======== AVAILABLE DATA ========

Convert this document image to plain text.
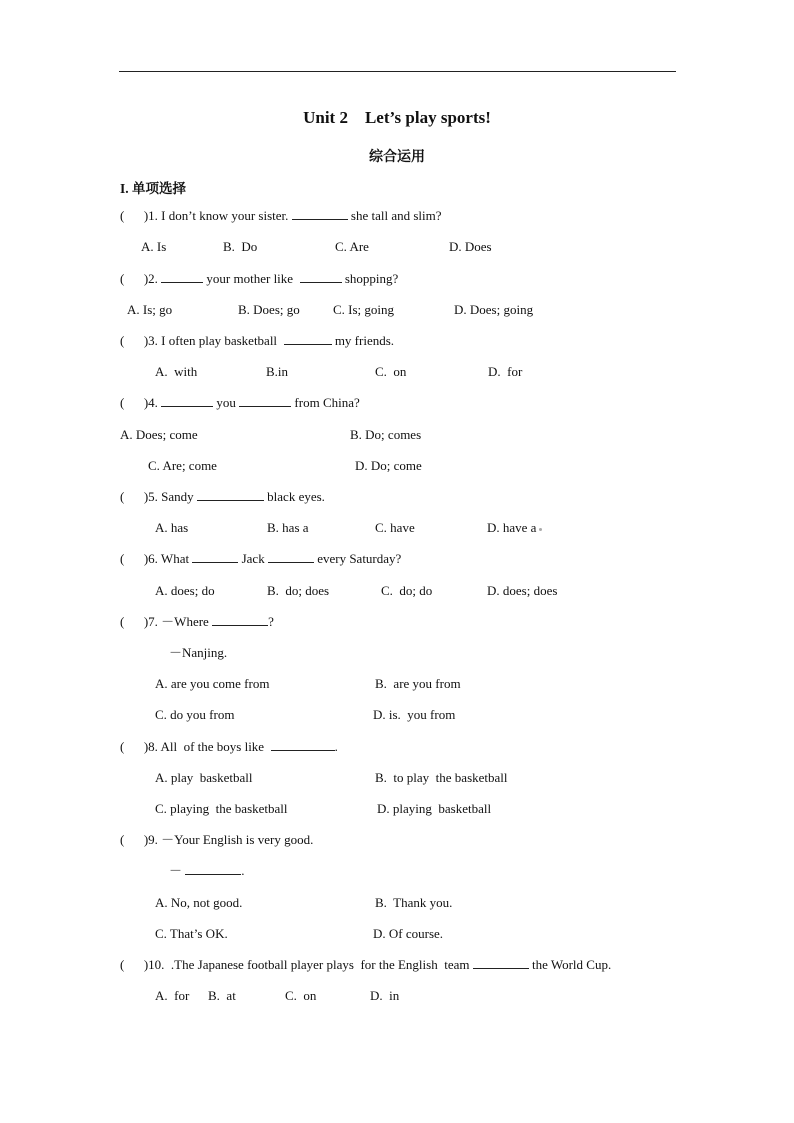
Unit 2    Let’s play sports!
综合运用
I. 单项选择
(      )1. I don’t know your sister.	she tall and slim?
A. Is	B.  Do	C. Are	D. Does
(      )2.	your mother like	shopping?
A. Is; go	B. Does; go	C. Is; going	D. Does; going
(      )3. I often play basketball	my friends.
A.  with	B.in	C.  on	D.  for
(      )4.	you	from China?
A. Does; come	B. Do; comes
C. Are; come	D. Do; come
(      )5. Sandy	black eyes.
A. has	B. has a	C. have	D. have a
(      )6. What	Jack	every Saturday?
A. does; do	B.  do; does	C.  do; do	D. does; does
(      )7. －Where	?
－Nanjing.
A. are you come from	B.  are you from
C. do you from	D. is.  you from
(      )8. All  of the boys like	.
A. play  basketball	B.  to play  the basketball
C. playing  the basketball	D. playing  basketball
(      )9. －Your English is very good.
－	.
A. No, not good.	B.  Thank you.
C. That’s OK.	D. Of course.
(      )10.  .The Japanese football player plays  for the English  team	the World Cup.
A.  for B.  at	C.  on	D.  in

========

Where a line in the material contains "from", copy that line.

* **WRITTEN ANSWER**:
(      )4.	you	from China?
A. are you come from	B.  are you from
C. do you from	D. is.  you from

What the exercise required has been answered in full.